Source extract |

In other embodiments, clusters of Accelerated Processing Units may be used to fill various roles. Although FIGURE 1 provides a basic configuration of the various roles (control, analysis, aggregation, compression, encapsulation/transmission), the configuration might vary from implementation to implementation. At least one of each of the parts is needed (although, the different parts may share hardware or software resources in some embodiments). Multiples of the parts may be configured dynamically depending on the amount of data need to be processed. The Controller, Aggregator, and Encapsulator are relatively simple processes and may not require significant amounts of processing power to achieve their tasks. So, in most cases, only one of each would be needed (possibly more for increased throughput or for redundancy). In some embodiments, a single machine could run all 3 parts above without any foreseeable issues. Both the initial and final routing could be implemented on an existing router.

The other remaining parts (the Analyzers and Compressors) require a relatively large amount of processing power and benefit from having multiple processors available to finish the comparisons and compression within an acceptable time for network traffic. Either a dedicated hardware solution could be used or multiple processors could be used across separate hardware (such as cloud-based processors communicatively coupled by a network). Also it may be viable to run theses function on existing hardware or blades, depending on if they possess enough free memory and processing power.

As used in the description, blocks and block sizes may provide a generic way of referring to packets or groups of packets that are smaller than a fraction of the MTU. In some embodiments, jumbograms are being used for the output packets and the MTU is 64 kb. The ideal solution would be to compare each incoming packet with each other packet in a given time frame, running a comparison between each to find traffic that might be compressible. But, when dealing with high speed connections, such as one million packets per second, if a small portion of that traffic is taken to compare all the packets with each other with no extra limits, such as 5 ms, that would mean that around 850 packets would need to be compared and compressed in that window. That would mean that 360825 comparisons would need to be made in a short window of time, and additional time would be needed for the final compression and transmission. In this case, it might be practical to either reduce the size of the window used to compare the packets to 2 ms. This would mean analyzing 300 packets and 44850 combinations (without limits).

Again, that can be further be reduced by creating blocks of packets. Supposing that the MTU is 64, the MTU would be able to accommodate a total of 10 blocks at 6 kB per P T/IB2014/063193

block. Suppose each packet is 1500 bytes long or less. That would mean that 4 packets combined into one block. Therefore, 300 packets become 75 blocks with 2775 combinations (without limits). Although using blocks is optional, it provides a practical way to decrease the total number of comparisons needed at the cost of some potential compression.

By adding limits and other methods of comparisons, the number of times each packet needs to be fully compressed with another can be reduced greatly.

As an example, limits can be placed on the number of times that a packet can be compared with another. For example, if a limit is set such that a packet can only be compared to half the other packets, then only 1388 comparisons are needed (in the ongoing scenario). Such an approach saves time, but increases the risk of missing potential blocks that could be compressed.

As another example, a limit can be set as to the number of times a packet can be compressed passed a certain ratio, such as 2: 1. This limit cannot be easily expressed because it varies largely on the amount of data being compared and the type. This number should be greater than the number of blocks used to make a single MTU. In the ongoing example, it takes 10 blocks to form the MTU. Thus, at least a value of 10 would need to be set.

Records supplied |
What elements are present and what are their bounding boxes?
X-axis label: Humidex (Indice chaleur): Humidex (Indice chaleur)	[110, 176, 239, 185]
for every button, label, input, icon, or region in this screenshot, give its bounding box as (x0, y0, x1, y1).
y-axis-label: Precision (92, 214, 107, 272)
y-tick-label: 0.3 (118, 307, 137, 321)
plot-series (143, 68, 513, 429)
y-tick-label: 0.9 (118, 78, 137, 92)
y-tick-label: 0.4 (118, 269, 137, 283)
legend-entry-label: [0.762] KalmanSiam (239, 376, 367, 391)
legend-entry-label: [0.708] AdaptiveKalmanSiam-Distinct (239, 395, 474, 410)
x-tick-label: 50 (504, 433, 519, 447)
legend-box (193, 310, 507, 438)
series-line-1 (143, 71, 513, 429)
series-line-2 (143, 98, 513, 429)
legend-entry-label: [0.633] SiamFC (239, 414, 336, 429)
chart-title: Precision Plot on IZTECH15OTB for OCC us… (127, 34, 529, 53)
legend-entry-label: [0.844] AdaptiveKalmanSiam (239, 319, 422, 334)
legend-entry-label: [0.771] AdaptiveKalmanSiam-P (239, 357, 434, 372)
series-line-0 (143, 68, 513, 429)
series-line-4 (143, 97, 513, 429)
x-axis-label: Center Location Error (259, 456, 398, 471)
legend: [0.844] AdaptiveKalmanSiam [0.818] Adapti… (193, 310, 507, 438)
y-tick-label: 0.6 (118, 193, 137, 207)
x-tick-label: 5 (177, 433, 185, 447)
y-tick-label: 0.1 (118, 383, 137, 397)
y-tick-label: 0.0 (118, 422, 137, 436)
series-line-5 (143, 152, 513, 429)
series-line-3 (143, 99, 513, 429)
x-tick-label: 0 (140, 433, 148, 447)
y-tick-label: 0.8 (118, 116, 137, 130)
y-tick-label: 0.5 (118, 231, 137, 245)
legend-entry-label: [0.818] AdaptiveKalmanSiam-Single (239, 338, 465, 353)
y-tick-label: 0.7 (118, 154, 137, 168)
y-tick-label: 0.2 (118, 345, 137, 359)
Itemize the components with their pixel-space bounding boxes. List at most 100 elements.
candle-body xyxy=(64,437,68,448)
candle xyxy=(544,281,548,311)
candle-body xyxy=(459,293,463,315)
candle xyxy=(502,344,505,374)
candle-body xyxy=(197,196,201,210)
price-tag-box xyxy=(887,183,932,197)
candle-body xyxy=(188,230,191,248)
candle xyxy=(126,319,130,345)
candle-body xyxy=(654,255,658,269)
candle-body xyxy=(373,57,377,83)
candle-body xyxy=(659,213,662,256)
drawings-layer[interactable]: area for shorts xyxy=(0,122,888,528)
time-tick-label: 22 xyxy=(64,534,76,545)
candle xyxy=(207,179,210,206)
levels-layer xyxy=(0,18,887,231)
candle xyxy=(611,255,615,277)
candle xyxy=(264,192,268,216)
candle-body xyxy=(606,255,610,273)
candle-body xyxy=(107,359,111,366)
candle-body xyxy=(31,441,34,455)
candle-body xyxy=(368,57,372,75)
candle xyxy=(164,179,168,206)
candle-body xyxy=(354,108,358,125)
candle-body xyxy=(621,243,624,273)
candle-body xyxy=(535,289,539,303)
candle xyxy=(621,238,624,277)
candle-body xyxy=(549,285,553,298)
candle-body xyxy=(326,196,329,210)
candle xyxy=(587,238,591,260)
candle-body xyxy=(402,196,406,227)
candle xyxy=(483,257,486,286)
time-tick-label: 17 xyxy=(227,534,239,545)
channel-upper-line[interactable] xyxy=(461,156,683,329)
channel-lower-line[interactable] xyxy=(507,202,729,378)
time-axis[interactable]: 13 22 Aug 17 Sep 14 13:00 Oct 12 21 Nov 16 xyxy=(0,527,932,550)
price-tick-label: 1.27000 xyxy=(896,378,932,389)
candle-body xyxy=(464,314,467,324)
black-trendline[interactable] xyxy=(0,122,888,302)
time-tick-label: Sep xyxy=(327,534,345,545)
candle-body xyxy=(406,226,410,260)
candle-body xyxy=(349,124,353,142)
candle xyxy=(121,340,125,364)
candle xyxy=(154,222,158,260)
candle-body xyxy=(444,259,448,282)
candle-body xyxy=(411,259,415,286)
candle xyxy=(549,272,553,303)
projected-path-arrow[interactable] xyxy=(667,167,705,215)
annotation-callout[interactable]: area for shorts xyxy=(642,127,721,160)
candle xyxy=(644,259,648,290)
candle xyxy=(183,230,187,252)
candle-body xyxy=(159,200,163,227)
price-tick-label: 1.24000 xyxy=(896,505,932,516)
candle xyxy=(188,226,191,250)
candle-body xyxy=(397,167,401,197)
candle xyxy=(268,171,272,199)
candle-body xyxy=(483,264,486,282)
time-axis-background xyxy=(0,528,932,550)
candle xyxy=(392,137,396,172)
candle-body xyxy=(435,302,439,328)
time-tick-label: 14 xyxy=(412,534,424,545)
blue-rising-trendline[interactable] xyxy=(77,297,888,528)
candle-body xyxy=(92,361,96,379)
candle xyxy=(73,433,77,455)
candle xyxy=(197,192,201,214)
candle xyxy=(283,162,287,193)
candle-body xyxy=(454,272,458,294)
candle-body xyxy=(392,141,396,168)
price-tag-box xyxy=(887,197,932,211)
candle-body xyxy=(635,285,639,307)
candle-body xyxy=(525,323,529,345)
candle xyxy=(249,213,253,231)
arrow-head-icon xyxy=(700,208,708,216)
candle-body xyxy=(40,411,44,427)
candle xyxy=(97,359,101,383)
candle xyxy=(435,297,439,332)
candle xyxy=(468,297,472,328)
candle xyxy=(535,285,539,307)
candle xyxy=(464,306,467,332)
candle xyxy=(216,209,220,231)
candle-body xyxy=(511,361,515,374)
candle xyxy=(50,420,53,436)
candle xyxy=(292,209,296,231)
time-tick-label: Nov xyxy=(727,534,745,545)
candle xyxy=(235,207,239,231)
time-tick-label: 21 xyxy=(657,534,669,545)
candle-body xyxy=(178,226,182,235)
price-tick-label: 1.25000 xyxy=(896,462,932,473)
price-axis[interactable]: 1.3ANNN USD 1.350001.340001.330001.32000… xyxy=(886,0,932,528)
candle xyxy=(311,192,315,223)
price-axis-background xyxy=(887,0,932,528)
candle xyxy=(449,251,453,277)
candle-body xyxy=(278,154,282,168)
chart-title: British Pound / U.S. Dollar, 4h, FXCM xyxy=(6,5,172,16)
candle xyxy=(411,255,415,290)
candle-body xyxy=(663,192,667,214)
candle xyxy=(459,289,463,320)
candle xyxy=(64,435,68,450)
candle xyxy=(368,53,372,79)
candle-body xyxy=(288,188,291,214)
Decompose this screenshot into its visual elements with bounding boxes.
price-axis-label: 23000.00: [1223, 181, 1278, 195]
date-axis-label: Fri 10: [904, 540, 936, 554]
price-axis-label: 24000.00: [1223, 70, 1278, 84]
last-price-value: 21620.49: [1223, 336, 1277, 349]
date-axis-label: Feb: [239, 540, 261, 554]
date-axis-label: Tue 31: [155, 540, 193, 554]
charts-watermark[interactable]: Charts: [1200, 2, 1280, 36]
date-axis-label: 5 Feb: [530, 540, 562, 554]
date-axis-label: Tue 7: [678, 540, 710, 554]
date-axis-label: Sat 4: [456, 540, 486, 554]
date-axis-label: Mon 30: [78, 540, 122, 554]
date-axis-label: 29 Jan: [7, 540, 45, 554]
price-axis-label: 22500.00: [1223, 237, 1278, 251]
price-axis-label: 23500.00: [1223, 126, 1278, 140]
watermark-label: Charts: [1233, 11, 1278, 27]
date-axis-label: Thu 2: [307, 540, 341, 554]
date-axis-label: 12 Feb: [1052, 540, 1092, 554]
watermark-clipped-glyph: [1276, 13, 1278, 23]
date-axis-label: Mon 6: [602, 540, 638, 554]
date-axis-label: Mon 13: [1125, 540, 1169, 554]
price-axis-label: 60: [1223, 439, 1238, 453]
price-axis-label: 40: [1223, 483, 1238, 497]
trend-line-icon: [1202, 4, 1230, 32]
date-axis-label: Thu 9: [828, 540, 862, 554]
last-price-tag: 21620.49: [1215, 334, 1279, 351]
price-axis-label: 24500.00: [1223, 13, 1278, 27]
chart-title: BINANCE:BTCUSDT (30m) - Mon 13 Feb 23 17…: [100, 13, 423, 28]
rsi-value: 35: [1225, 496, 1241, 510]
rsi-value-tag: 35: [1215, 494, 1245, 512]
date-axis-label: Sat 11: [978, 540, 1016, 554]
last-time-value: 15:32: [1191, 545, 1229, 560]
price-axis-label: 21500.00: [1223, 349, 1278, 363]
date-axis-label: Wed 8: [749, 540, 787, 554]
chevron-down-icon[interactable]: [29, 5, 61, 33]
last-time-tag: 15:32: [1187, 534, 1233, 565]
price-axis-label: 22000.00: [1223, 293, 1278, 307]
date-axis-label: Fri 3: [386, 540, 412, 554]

Task details | Extend the passage on packet comparison and compression, picking up after its last sentence. The records were taken from a separate source.

Response for this exercise |
In some embodiments, GPUs could be used to do the analysis and compression computations with each GPU workgroup running either part or a whole analysis. This method may allow for a high number of comparisons to be processed in a relatively short window of time. However, any suitable components may be used to do the analysis and compression as long as it takes less than the desired delay to process and send. According to some embodiments, consideration is given to the fact that analyzers and compressors should not receive more data than they can process for a given time. Because of the large amount of data needing to be processed in a short amount of time, when an analyzer is running it should not be interrupted with attempts to feed it new data, meaning that it may be in a substantially blocked state when it is comparing data. So, if a processing time of 5 ms is desired and the system cannot be back logged, that implies that at least 5 analyzers are needed to have 100% uptime. In a more general case, either a greater number of slower analyzers or a lesser number of faster analyzers could be required.

The next portion is the map/tree search. All of the comparison results should be accessible from one central location. In some embodiments, a prim's search is done on all of the data to find an optimal combination of blocks. The blocks can be grouped into the size of the block per MTU (10). Blocks can be removed/ignored from the search if a tree of at least 10 is formed. At this point a header could be added and it sent for final compression or it could be compressed and a header added afterwards.

Some embodiments of the disclosure may provide one or more technical advantages. Some embodiments may benefit from some, none, or all of these advantages. Other technical advantages may be readily ascertained by one of ordinary skill in the art. A technical advantage of some embodiments includes improved efficiency and better, more consistent performance. By taking the best matches and compressing them, the amount of network traffic can be minimized to allow for higher north bound speeds. Unlike implementations of ROHC with aggregation, certain embodiments compress not only the incoming packet headers, but also the incoming packet payload (i.e., the entire incoming packet is compressed). Some embodiments yield more consistent higher compression ratios. Sending more blocks to a given analyzer increases the chances of having compressible data.

A technical advantage of some embodiments is that the system is scalable and dynamic. Resources can be added to it or taken away and the system should be able to adapt. If the system does not have the required processing power to fully process all incoming traffic, it can change behavior to try to optimize both internal and external performance. All components can be provided by a single machine or spread out across multiple servers/machines each with multiple processors. For instance a single machine can do all the steps or it can be spread out with one or more machine dedicated to each role.

Another technical advantage of some embodiments allows use with any type of lossless compression, including both dictionary and non-dictionary based compression (such as predictive compression or Pattern based compression). In some embodiments, different types of compression can be analyzed on the same set of packets. Or, different types of compression can be used at different times depending on the system load.

Certain embodiments may be well-suited for low bandwidth point-to-point connections (any point-to-point bandwidth limited connections) by allowing for optimal compression of data in order to meet data caps or reduce data volume through high traffic areas in the network.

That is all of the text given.